■ **Problem statement**: Pick out each line of the records in which the word "document" appears.

■ **Records supplied**:
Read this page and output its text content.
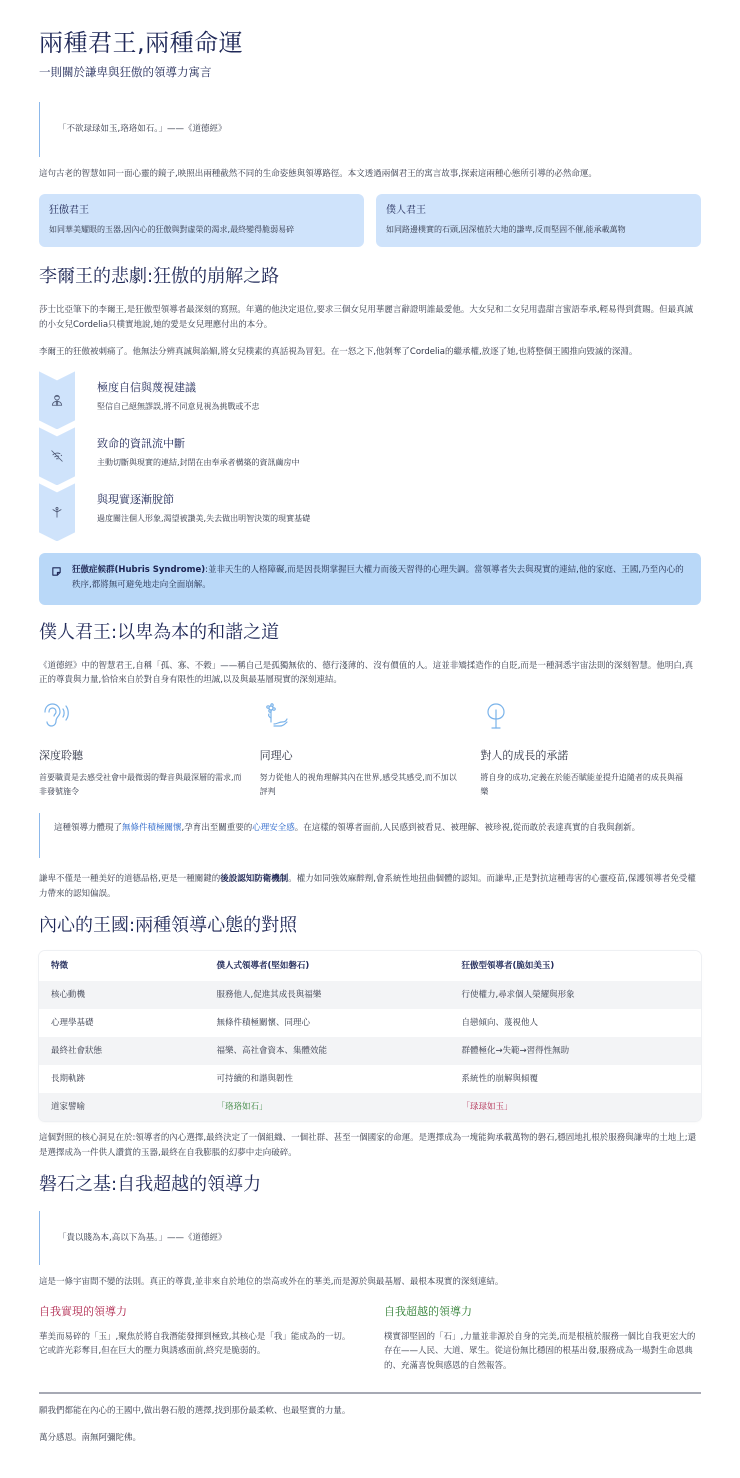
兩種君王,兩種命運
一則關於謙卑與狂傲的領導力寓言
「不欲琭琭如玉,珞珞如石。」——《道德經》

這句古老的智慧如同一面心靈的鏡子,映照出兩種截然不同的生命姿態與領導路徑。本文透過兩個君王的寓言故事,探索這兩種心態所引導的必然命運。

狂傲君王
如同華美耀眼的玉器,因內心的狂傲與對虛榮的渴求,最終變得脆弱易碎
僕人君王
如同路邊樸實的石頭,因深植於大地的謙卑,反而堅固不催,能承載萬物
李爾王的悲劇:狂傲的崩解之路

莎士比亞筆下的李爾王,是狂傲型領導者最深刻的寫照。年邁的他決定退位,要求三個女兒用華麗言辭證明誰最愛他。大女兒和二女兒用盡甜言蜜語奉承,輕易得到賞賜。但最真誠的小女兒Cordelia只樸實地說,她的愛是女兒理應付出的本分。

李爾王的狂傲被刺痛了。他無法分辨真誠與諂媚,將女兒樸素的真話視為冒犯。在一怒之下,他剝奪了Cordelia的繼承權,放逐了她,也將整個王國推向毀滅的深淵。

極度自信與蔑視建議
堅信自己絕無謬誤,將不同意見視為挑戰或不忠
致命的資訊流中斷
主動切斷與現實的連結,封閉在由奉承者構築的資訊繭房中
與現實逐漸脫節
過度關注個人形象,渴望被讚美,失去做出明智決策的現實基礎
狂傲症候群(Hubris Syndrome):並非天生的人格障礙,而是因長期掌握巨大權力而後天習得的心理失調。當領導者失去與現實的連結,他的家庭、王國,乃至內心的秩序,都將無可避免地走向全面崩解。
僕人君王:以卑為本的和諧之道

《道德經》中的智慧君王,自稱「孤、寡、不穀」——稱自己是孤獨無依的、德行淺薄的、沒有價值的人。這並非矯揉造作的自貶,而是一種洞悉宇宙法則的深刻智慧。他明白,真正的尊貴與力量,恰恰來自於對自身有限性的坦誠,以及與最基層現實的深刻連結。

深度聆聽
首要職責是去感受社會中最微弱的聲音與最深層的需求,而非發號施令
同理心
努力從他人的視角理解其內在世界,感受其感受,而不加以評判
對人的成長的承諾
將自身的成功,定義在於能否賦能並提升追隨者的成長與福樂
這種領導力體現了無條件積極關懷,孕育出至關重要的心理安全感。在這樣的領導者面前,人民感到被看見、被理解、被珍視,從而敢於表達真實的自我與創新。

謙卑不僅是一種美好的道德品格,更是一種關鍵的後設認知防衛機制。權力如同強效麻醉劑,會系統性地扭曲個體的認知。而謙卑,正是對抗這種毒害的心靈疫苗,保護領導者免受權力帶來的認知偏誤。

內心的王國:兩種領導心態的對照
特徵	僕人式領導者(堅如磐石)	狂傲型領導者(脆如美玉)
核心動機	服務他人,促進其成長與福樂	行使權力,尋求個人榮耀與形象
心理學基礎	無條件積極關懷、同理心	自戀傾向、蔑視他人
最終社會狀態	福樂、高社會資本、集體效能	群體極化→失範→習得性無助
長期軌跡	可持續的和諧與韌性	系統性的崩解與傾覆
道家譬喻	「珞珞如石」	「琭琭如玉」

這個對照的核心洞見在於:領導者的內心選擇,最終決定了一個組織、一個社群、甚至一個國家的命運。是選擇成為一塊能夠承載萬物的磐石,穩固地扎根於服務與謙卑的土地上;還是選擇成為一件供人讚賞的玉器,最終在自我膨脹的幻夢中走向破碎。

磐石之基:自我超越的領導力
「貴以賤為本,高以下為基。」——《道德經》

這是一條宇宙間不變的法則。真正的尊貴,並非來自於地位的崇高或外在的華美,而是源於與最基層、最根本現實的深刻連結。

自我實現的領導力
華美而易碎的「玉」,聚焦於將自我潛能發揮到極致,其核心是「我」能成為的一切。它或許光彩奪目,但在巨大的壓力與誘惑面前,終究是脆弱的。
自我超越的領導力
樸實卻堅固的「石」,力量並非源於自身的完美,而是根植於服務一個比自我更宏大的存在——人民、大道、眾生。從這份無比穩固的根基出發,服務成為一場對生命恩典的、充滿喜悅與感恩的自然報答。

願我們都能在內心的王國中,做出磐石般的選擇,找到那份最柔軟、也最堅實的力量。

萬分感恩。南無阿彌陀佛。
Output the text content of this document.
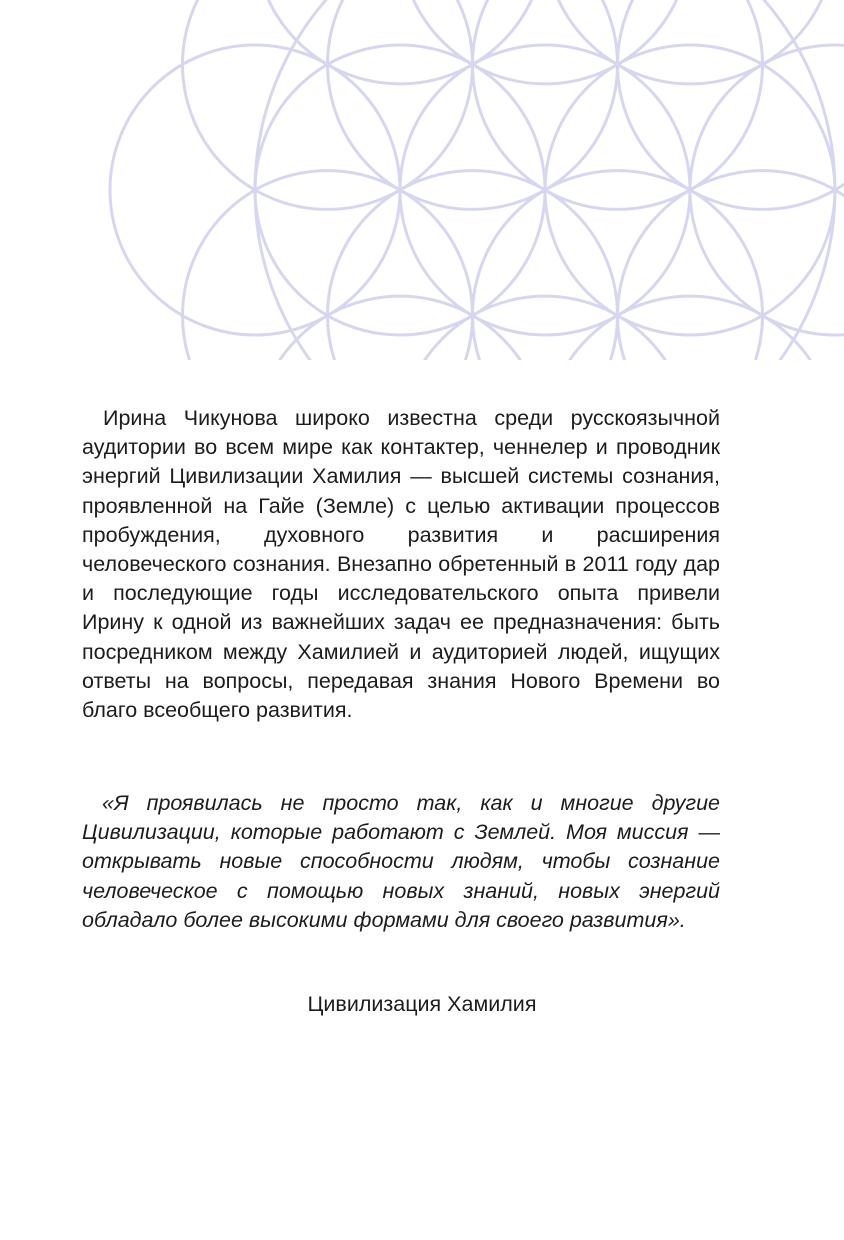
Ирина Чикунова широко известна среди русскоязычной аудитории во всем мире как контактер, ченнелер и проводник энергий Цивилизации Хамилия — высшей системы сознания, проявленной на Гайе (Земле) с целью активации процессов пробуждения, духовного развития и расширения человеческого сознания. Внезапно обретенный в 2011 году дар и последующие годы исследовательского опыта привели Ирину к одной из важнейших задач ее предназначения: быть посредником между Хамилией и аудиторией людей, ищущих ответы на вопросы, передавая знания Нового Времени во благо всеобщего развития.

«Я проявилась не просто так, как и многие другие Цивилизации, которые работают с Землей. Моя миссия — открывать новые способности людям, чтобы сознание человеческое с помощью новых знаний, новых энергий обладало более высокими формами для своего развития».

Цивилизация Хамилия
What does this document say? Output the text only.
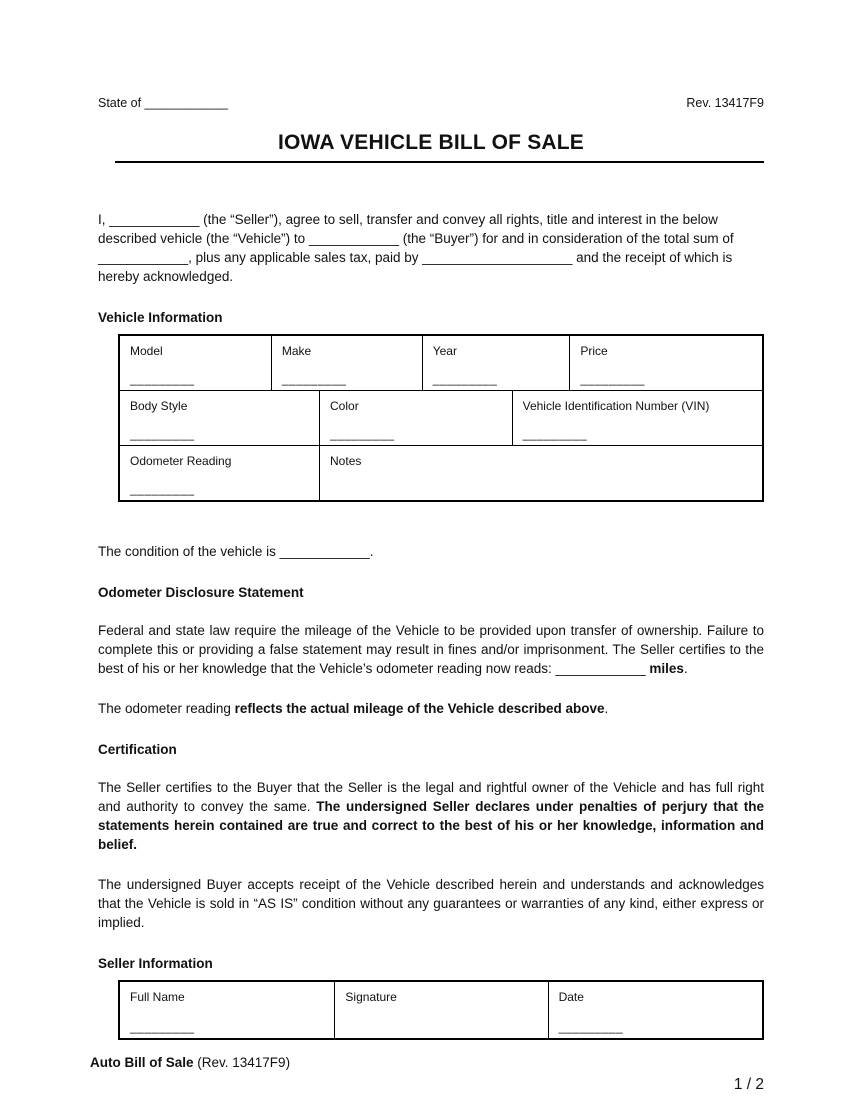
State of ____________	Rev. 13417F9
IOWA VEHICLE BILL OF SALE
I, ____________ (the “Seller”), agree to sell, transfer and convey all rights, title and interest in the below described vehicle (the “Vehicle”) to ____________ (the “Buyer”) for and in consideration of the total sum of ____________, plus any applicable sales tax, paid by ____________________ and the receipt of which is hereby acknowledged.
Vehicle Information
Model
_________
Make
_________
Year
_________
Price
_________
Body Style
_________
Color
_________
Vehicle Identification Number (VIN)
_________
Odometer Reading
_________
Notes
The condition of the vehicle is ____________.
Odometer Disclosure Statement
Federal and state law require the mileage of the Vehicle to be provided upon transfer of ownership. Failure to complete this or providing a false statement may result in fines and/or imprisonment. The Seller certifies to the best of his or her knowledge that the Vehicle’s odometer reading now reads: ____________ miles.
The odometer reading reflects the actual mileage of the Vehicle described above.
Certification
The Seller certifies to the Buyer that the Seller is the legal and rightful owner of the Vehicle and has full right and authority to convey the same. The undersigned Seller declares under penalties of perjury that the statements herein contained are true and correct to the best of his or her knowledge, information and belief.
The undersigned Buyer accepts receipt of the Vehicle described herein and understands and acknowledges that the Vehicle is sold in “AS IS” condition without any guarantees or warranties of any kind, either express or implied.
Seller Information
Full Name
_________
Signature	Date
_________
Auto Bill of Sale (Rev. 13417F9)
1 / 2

■ **Reply to the task**:
Output the text content of this document.
What does this document say? Output the text only.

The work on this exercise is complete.